------ Listed entries ------

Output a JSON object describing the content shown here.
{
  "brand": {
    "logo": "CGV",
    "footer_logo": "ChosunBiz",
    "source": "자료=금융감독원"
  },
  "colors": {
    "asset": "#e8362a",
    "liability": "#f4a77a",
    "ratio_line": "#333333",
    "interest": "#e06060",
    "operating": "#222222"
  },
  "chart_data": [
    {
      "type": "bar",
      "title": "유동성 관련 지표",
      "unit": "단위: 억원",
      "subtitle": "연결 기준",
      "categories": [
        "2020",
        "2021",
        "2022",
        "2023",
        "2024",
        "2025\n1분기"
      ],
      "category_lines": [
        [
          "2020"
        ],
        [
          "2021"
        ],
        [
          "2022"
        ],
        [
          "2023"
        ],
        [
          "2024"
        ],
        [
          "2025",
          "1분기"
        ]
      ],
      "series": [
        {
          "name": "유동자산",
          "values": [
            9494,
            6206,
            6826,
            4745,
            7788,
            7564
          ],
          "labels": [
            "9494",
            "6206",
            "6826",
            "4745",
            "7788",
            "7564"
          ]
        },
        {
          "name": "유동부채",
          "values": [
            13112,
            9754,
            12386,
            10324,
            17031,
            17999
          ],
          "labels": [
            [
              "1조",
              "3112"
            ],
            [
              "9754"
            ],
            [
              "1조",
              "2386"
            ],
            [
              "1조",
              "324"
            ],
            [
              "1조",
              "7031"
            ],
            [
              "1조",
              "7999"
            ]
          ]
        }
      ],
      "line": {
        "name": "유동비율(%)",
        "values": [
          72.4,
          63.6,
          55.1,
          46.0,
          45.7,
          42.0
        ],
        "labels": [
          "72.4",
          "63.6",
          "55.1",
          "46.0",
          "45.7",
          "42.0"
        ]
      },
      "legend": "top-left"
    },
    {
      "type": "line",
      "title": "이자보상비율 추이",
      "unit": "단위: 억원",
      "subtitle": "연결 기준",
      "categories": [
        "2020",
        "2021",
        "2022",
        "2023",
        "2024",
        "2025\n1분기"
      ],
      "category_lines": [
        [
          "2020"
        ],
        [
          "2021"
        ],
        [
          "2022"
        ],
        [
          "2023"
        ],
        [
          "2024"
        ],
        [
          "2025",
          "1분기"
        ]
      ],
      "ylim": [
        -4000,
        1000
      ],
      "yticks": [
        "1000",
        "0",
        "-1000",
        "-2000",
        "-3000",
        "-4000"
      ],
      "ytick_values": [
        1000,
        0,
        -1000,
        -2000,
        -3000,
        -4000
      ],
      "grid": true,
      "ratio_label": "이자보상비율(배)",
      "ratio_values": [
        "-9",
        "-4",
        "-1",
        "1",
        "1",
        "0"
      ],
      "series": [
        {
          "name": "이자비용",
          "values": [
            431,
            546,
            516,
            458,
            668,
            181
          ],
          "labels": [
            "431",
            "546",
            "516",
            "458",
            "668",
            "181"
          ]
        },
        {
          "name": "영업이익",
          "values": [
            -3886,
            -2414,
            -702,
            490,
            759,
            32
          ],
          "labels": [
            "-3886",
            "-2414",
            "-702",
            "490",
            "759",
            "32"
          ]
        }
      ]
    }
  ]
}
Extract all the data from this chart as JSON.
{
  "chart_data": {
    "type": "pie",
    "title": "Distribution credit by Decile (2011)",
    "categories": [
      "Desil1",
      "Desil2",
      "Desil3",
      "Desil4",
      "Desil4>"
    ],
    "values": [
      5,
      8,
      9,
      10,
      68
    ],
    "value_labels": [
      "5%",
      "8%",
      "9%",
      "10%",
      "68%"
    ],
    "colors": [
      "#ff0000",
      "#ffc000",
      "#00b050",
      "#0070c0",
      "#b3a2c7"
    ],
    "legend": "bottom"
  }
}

------

_The request_:
Locate all lines in the listing above with the word "이자보상비율" and copy them.

_Exercise answer_:
      "title": "이자보상비율 추이",
      "ratio_label": "이자보상비율(배)",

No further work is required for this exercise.